=== DATASET ===

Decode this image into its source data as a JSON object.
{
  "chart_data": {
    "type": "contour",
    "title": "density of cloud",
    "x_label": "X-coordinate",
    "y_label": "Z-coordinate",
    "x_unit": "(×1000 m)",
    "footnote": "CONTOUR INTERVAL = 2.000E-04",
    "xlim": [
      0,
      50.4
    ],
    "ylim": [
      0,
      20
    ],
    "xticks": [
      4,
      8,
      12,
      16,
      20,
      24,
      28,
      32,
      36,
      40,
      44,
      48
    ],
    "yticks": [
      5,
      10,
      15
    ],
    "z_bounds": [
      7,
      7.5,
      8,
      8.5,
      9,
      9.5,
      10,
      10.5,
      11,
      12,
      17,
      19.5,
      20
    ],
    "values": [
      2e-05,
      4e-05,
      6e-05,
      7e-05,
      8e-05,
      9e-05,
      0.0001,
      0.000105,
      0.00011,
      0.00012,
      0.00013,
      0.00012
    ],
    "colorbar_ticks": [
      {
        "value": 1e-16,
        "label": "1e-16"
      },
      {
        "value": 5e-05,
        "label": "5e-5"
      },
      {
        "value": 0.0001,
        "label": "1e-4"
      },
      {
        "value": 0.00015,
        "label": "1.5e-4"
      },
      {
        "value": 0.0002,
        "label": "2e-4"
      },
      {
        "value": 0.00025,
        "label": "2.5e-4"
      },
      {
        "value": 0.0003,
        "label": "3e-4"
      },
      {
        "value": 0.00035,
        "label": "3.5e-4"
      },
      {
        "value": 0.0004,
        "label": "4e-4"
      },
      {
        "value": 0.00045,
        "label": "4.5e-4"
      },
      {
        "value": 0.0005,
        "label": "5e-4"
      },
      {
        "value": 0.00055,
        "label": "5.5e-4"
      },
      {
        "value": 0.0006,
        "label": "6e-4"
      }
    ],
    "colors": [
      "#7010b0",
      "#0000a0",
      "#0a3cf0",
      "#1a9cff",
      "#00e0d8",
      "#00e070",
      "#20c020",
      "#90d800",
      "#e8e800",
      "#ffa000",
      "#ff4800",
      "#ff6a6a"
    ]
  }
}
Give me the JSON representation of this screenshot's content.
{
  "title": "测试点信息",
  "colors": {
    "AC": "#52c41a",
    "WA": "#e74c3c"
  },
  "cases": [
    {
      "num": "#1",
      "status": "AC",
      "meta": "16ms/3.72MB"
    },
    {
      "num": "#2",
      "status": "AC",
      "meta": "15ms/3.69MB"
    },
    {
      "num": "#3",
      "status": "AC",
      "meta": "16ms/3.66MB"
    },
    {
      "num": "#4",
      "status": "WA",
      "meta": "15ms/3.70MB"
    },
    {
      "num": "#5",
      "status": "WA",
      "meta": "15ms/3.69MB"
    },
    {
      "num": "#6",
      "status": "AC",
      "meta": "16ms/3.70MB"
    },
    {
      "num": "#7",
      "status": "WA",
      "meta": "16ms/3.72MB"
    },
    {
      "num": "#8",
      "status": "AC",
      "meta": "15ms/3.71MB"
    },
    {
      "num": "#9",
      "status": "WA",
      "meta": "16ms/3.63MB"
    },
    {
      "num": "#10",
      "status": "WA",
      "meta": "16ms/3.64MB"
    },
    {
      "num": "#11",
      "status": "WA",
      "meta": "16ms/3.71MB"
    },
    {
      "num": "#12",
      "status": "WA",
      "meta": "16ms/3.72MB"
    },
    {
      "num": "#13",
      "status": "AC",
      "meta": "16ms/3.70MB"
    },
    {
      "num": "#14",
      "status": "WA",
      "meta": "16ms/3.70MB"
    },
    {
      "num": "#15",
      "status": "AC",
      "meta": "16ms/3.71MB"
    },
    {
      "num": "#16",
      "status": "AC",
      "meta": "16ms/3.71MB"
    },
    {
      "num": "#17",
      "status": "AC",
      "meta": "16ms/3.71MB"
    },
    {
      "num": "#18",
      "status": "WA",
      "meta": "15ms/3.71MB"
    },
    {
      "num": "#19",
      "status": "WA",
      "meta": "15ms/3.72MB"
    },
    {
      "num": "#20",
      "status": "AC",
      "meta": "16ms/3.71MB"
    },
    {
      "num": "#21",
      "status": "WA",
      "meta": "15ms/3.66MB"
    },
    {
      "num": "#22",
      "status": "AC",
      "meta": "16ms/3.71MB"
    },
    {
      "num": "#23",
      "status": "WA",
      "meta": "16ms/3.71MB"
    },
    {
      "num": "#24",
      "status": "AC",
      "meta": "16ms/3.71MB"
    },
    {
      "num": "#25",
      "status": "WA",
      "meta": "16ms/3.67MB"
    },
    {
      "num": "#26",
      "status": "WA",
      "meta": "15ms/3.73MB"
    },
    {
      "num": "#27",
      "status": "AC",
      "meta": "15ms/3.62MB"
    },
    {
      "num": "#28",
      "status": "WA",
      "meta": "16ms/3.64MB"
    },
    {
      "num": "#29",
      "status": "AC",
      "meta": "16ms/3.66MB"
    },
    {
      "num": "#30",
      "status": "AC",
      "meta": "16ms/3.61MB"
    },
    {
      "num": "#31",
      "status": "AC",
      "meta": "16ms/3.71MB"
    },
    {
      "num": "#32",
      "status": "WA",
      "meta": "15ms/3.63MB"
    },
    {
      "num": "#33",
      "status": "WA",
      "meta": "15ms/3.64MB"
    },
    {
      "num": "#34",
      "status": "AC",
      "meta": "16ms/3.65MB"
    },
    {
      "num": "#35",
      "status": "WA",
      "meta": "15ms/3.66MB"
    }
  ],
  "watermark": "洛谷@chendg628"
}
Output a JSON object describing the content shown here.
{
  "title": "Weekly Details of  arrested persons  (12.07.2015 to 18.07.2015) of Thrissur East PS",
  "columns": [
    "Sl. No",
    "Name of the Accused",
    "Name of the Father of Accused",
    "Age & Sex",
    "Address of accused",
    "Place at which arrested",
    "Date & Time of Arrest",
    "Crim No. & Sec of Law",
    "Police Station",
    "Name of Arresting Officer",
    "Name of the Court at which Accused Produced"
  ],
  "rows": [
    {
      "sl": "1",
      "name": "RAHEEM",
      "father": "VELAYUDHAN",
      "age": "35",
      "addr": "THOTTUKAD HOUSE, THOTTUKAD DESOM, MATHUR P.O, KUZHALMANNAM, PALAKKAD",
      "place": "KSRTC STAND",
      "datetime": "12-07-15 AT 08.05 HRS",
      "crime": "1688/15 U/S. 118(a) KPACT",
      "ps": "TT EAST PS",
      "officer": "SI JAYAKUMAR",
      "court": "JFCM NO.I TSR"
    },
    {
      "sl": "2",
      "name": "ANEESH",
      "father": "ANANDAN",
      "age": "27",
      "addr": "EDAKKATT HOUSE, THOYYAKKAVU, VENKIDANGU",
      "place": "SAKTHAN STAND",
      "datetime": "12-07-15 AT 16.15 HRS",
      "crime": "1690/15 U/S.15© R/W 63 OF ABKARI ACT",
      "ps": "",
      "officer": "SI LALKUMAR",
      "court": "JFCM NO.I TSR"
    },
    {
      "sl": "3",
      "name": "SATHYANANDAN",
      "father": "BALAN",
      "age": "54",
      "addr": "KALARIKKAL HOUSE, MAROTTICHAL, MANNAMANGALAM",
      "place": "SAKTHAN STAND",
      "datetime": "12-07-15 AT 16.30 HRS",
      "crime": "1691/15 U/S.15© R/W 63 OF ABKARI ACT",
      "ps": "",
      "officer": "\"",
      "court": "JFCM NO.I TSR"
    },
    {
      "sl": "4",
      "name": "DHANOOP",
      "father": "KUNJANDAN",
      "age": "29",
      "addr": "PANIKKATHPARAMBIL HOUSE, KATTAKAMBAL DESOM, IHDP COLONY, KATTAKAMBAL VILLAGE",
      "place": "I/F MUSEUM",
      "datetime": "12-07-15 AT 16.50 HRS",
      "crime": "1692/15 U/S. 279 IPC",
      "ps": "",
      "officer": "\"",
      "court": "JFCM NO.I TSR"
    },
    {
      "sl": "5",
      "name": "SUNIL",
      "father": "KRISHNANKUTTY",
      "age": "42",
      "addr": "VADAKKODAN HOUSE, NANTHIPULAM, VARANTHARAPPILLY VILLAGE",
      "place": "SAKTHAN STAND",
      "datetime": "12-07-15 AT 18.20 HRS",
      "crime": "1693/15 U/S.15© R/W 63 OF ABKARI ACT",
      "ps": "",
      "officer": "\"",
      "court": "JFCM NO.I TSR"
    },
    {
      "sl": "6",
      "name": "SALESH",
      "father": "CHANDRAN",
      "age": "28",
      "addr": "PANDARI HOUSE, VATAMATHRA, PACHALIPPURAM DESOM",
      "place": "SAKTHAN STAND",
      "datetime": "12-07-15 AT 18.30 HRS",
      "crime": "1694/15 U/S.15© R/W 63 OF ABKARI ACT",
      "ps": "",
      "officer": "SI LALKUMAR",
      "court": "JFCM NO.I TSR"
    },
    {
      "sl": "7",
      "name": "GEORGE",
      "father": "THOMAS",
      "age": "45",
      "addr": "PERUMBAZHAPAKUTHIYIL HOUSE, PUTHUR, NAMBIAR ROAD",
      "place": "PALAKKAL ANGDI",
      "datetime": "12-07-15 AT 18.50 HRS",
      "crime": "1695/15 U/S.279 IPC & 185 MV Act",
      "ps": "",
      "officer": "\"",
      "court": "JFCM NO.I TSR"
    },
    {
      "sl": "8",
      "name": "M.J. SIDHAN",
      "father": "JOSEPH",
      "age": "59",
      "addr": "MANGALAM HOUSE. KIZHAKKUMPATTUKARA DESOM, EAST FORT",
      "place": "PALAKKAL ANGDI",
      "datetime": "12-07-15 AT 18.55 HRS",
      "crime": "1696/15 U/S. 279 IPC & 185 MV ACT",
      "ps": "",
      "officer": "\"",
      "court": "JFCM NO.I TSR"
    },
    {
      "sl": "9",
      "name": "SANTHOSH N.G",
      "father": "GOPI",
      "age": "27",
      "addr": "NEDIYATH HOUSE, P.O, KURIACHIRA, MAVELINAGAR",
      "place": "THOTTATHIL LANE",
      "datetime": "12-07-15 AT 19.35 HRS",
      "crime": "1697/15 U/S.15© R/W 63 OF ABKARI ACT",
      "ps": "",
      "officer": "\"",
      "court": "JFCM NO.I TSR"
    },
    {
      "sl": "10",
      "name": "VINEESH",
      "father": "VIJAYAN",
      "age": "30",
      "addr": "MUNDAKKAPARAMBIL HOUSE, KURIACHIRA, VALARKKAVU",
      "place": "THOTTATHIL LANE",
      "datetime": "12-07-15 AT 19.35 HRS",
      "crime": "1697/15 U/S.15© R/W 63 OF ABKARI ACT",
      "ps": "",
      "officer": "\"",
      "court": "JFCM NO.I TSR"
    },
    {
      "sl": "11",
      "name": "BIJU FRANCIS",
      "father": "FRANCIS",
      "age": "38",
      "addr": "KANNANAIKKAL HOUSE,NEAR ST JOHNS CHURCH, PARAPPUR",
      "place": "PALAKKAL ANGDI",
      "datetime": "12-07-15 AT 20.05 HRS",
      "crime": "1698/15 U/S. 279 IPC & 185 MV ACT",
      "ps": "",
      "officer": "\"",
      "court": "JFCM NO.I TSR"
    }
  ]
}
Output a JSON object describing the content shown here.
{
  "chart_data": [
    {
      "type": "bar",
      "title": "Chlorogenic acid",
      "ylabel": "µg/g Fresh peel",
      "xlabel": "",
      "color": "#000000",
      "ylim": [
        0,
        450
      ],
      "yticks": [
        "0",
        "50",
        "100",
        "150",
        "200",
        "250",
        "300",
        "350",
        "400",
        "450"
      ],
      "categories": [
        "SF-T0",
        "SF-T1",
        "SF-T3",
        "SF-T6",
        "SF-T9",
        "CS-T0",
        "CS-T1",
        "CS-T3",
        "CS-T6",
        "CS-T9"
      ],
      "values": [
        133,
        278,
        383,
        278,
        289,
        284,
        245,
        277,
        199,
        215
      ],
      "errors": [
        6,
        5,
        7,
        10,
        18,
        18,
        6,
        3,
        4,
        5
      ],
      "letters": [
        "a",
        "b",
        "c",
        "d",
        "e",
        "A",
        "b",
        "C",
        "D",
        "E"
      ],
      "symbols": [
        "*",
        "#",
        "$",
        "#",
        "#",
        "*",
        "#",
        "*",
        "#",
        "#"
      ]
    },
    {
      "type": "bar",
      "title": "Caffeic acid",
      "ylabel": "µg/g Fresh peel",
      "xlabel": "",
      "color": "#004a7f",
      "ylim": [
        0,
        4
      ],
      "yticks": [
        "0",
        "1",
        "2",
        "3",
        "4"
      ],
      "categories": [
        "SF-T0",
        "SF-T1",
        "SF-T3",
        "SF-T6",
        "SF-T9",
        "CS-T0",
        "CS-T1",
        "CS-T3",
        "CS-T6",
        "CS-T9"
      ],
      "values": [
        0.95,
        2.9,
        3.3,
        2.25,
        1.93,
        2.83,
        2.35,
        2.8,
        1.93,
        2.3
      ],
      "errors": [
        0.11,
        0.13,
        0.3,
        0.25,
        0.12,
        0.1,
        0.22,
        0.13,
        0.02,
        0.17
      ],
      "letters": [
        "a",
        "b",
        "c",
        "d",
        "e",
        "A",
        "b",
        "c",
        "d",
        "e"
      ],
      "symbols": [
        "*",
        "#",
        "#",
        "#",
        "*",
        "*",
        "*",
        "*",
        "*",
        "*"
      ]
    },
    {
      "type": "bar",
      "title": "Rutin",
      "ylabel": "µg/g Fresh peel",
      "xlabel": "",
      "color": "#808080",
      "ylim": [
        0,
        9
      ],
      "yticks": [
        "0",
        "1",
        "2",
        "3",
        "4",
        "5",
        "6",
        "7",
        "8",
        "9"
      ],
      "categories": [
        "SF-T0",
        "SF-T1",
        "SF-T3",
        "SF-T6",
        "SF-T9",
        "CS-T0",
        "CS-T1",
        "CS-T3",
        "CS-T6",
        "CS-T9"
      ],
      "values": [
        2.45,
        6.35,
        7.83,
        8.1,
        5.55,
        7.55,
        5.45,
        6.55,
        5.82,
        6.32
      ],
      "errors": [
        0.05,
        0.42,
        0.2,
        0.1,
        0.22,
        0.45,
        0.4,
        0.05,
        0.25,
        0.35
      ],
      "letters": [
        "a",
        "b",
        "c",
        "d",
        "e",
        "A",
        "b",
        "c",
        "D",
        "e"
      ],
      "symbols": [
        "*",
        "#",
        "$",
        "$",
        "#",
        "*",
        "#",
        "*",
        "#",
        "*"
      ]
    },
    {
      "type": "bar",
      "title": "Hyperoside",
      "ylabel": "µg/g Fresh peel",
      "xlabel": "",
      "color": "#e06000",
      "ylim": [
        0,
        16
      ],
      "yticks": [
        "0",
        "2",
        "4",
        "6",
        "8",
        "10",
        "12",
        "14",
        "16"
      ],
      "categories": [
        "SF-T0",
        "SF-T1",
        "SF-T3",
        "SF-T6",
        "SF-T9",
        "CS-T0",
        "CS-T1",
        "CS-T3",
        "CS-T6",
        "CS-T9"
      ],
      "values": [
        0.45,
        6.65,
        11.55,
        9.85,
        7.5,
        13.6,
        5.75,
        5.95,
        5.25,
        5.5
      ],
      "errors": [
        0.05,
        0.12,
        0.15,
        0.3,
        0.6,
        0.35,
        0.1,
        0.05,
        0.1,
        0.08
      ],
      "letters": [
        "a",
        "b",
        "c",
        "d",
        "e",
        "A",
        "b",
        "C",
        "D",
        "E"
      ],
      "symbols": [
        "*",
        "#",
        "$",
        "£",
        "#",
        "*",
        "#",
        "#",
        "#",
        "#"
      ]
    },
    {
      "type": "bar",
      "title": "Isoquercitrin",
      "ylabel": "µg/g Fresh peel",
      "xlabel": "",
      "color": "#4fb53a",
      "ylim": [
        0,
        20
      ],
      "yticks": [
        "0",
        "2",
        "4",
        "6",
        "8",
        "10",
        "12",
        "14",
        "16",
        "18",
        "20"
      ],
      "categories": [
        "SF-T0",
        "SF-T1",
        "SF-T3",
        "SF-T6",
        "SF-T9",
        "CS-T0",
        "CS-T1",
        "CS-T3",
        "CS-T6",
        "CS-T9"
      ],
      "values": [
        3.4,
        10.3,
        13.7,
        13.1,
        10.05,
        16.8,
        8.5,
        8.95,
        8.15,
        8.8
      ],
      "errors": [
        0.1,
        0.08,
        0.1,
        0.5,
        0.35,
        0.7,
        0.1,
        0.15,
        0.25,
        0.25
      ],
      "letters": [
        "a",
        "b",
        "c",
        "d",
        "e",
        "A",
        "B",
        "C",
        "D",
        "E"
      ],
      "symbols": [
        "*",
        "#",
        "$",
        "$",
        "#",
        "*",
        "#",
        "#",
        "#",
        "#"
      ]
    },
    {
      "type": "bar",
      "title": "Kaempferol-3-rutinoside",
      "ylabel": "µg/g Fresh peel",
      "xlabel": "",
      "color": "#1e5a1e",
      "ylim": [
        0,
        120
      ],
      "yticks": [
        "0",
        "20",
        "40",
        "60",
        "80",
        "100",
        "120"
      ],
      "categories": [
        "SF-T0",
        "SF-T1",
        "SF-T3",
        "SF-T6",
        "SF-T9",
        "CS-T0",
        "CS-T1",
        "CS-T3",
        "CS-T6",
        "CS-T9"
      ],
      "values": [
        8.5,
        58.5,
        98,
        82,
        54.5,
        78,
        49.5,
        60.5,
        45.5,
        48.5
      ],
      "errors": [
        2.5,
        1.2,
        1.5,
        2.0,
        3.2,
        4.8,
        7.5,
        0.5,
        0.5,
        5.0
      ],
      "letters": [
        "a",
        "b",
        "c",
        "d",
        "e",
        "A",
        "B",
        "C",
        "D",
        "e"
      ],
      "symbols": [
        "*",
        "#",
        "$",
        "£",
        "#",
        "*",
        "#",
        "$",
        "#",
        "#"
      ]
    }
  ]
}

===

◆ **STATED PROBLEM**
In the records, locate each line holding the string "JSON" and copy it.

◆ **ANSWER TO THE PROBLEM**
Decode this image into its source data as a JSON object.
Give me the JSON representation of this screenshot's content.
Output a JSON object describing the content shown here.
Output a JSON object describing the content shown here.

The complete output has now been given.